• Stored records
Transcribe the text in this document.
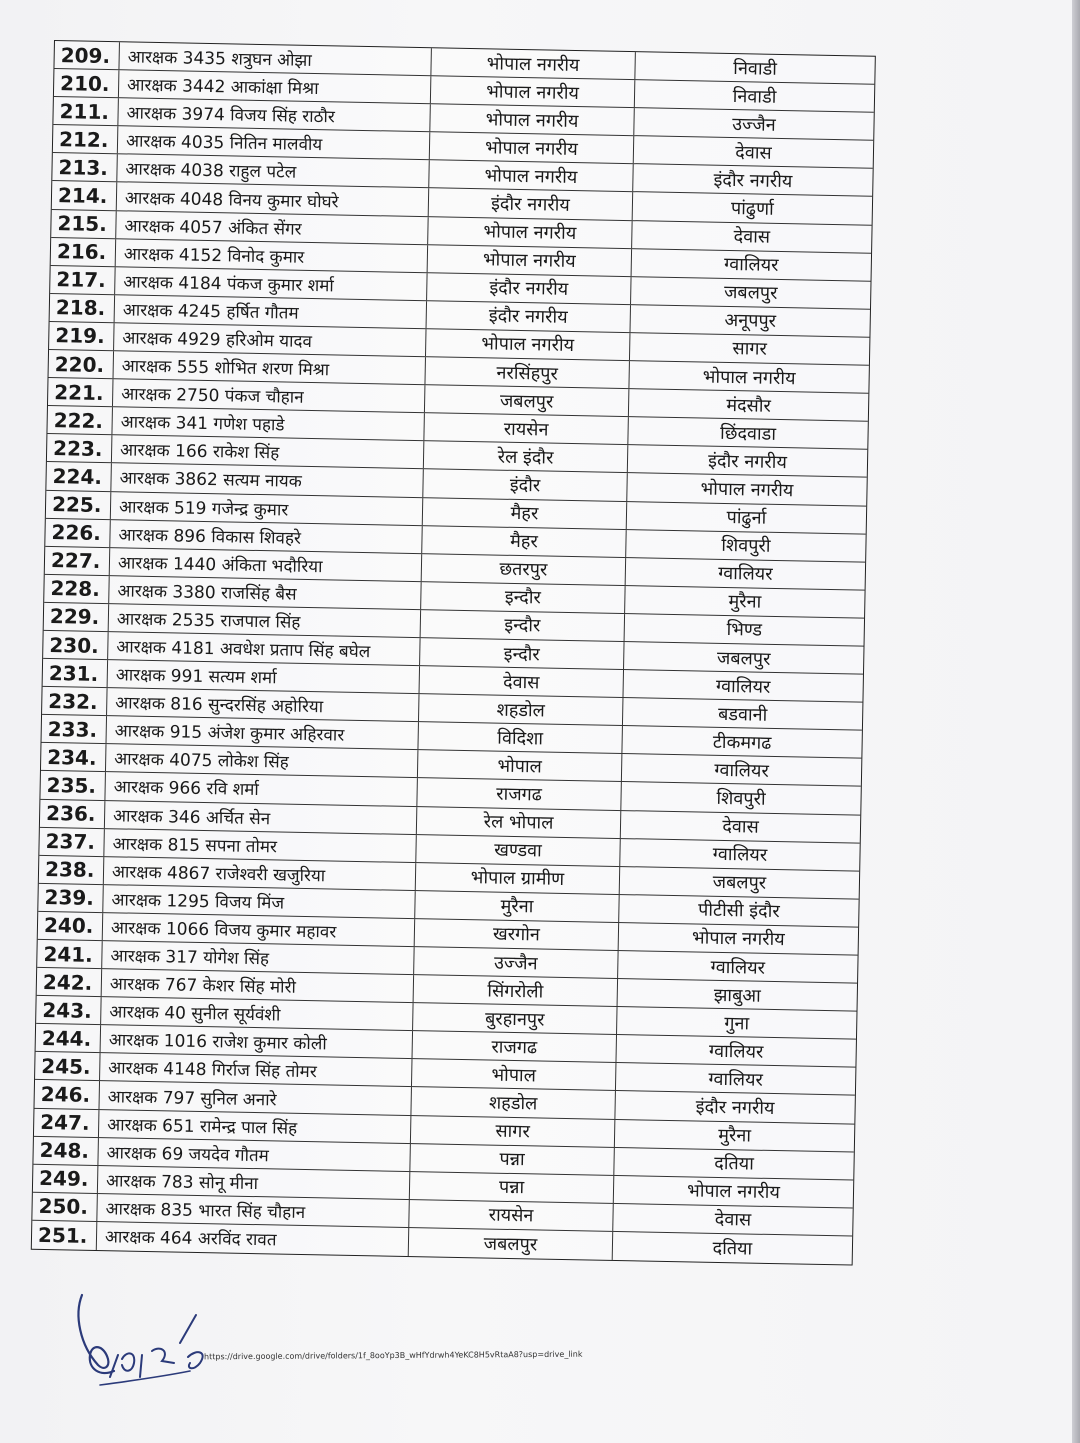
209.	आरक्षक 3435 शत्रुघन ओझा	भोपाल नगरीय	निवाडी
210.	आरक्षक 3442 आकांक्षा मिश्रा	भोपाल नगरीय	निवाडी
211.	आरक्षक 3974 विजय सिंह राठौर	भोपाल नगरीय	उज्जैन
212.	आरक्षक 4035 नितिन मालवीय	भोपाल नगरीय	देवास
213.	आरक्षक 4038 राहुल पटेल	भोपाल नगरीय	इंदौर नगरीय
214.	आरक्षक 4048 विनय कुमार घोघरे	इंदौर नगरीय	पांढुर्णा
215.	आरक्षक 4057 अंकित सेंगर	भोपाल नगरीय	देवास
216.	आरक्षक 4152 विनोद कुमार	भोपाल नगरीय	ग्वालियर
217.	आरक्षक 4184 पंकज कुमार शर्मा	इंदौर नगरीय	जबलपुर
218.	आरक्षक 4245 हर्षित गौतम	इंदौर नगरीय	अनूपपुर
219.	आरक्षक 4929 हरिओम यादव	भोपाल नगरीय	सागर
220.	आरक्षक 555 शोभित शरण मिश्रा	नरसिंहपुर	भोपाल नगरीय
221.	आरक्षक 2750 पंकज चौहान	जबलपुर	मंदसौर
222.	आरक्षक 341 गणेश पहाडे	रायसेन	छिंदवाडा
223.	आरक्षक 166 राकेश सिंह	रेल इंदौर	इंदौर नगरीय
224.	आरक्षक 3862 सत्यम नायक	इंदौर	भोपाल नगरीय
225.	आरक्षक 519 गजेन्द्र कुमार	मैहर	पांढुर्ना
226.	आरक्षक 896 विकास शिवहरे	मैहर	शिवपुरी
227.	आरक्षक 1440 अंकिता भदौरिया	छतरपुर	ग्वालियर
228.	आरक्षक 3380 राजसिंह बैस	इन्दौर	मुरैना
229.	आरक्षक 2535 राजपाल सिंह	इन्दौर	भिण्ड
230.	आरक्षक 4181 अवधेश प्रताप सिंह बघेल	इन्दौर	जबलपुर
231.	आरक्षक 991 सत्यम शर्मा	देवास	ग्वालियर
232.	आरक्षक 816 सुन्दरसिंह अहोरिया	शहडोल	बडवानी
233.	आरक्षक 915 अंजेश कुमार अहिरवार	विदिशा	टीकमगढ
234.	आरक्षक 4075 लोकेश सिंह	भोपाल	ग्वालियर
235.	आरक्षक 966 रवि शर्मा	राजगढ	शिवपुरी
236.	आरक्षक 346 अर्चित सेन	रेल भोपाल	देवास
237.	आरक्षक 815 सपना तोमर	खण्डवा	ग्वालियर
238.	आरक्षक 4867 राजेश्वरी खजुरिया	भोपाल ग्रामीण	जबलपुर
239.	आरक्षक 1295 विजय मिंज	मुरैना	पीटीसी इंदौर
240.	आरक्षक 1066 विजय कुमार महावर	खरगोन	भोपाल नगरीय
241.	आरक्षक 317 योगेश सिंह	उज्जैन	ग्वालियर
242.	आरक्षक 767 केशर सिंह मोरी	सिंगरोली	झाबुआ
243.	आरक्षक 40 सुनील सूर्यवंशी	बुरहानपुर	गुना
244.	आरक्षक 1016 राजेश कुमार कोली	राजगढ	ग्वालियर
245.	आरक्षक 4148 गिर्राज सिंह तोमर	भोपाल	ग्वालियर
246.	आरक्षक 797 सुनिल अनारे	शहडोल	इंदौर नगरीय
247.	आरक्षक 651 रामेन्द्र पाल सिंह	सागर	मुरैना
248.	आरक्षक 69 जयदेव गौतम	पन्ना	दतिया
249.	आरक्षक 783 सोनू मीना	पन्ना	भोपाल नगरीय
250.	आरक्षक 835 भारत सिंह चौहान	रायसेन	देवास
251.	आरक्षक 464 अरविंद रावत	जबलपुर	दतिया
https://drive.google.com/drive/folders/1f_8ooYp3B_wHfYdrwh4YeKC8H5vRtaA8?usp=drive_link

• What is asked
Give the data again exactly as written, with all pictures left out.

• Task solution
Transcribe the text in this document.
209.	आरक्षक 3435 शत्रुघन ओझा	भोपाल नगरीय	निवाडी
210.	आरक्षक 3442 आकांक्षा मिश्रा	भोपाल नगरीय	निवाडी
211.	आरक्षक 3974 विजय सिंह राठौर	भोपाल नगरीय	उज्जैन
212.	आरक्षक 4035 नितिन मालवीय	भोपाल नगरीय	देवास
213.	आरक्षक 4038 राहुल पटेल	भोपाल नगरीय	इंदौर नगरीय
214.	आरक्षक 4048 विनय कुमार घोघरे	इंदौर नगरीय	पांढुर्णा
215.	आरक्षक 4057 अंकित सेंगर	भोपाल नगरीय	देवास
216.	आरक्षक 4152 विनोद कुमार	भोपाल नगरीय	ग्वालियर
217.	आरक्षक 4184 पंकज कुमार शर्मा	इंदौर नगरीय	जबलपुर
218.	आरक्षक 4245 हर्षित गौतम	इंदौर नगरीय	अनूपपुर
219.	आरक्षक 4929 हरिओम यादव	भोपाल नगरीय	सागर
220.	आरक्षक 555 शोभित शरण मिश्रा	नरसिंहपुर	भोपाल नगरीय
221.	आरक्षक 2750 पंकज चौहान	जबलपुर	मंदसौर
222.	आरक्षक 341 गणेश पहाडे	रायसेन	छिंदवाडा
223.	आरक्षक 166 राकेश सिंह	रेल इंदौर	इंदौर नगरीय
224.	आरक्षक 3862 सत्यम नायक	इंदौर	भोपाल नगरीय
225.	आरक्षक 519 गजेन्द्र कुमार	मैहर	पांढुर्ना
226.	आरक्षक 896 विकास शिवहरे	मैहर	शिवपुरी
227.	आरक्षक 1440 अंकिता भदौरिया	छतरपुर	ग्वालियर
228.	आरक्षक 3380 राजसिंह बैस	इन्दौर	मुरैना
229.	आरक्षक 2535 राजपाल सिंह	इन्दौर	भिण्ड
230.	आरक्षक 4181 अवधेश प्रताप सिंह बघेल	इन्दौर	जबलपुर
231.	आरक्षक 991 सत्यम शर्मा	देवास	ग्वालियर
232.	आरक्षक 816 सुन्दरसिंह अहोरिया	शहडोल	बडवानी
233.	आरक्षक 915 अंजेश कुमार अहिरवार	विदिशा	टीकमगढ
234.	आरक्षक 4075 लोकेश सिंह	भोपाल	ग्वालियर
235.	आरक्षक 966 रवि शर्मा	राजगढ	शिवपुरी
236.	आरक्षक 346 अर्चित सेन	रेल भोपाल	देवास
237.	आरक्षक 815 सपना तोमर	खण्डवा	ग्वालियर
238.	आरक्षक 4867 राजेश्वरी खजुरिया	भोपाल ग्रामीण	जबलपुर
239.	आरक्षक 1295 विजय मिंज	मुरैना	पीटीसी इंदौर
240.	आरक्षक 1066 विजय कुमार महावर	खरगोन	भोपाल नगरीय
241.	आरक्षक 317 योगेश सिंह	उज्जैन	ग्वालियर
242.	आरक्षक 767 केशर सिंह मोरी	सिंगरोली	झाबुआ
243.	आरक्षक 40 सुनील सूर्यवंशी	बुरहानपुर	गुना
244.	आरक्षक 1016 राजेश कुमार कोली	राजगढ	ग्वालियर
245.	आरक्षक 4148 गिर्राज सिंह तोमर	भोपाल	ग्वालियर
246.	आरक्षक 797 सुनिल अनारे	शहडोल	इंदौर नगरीय
247.	आरक्षक 651 रामेन्द्र पाल सिंह	सागर	मुरैना
248.	आरक्षक 69 जयदेव गौतम	पन्ना	दतिया
249.	आरक्षक 783 सोनू मीना	पन्ना	भोपाल नगरीय
250.	आरक्षक 835 भारत सिंह चौहान	रायसेन	देवास
251.	आरक्षक 464 अरविंद रावत	जबलपुर	दतिया
https://drive.google.com/drive/folders/1f_8ooYp3B_wHfYdrwh4YeKC8H5vRtaA8?usp=drive_link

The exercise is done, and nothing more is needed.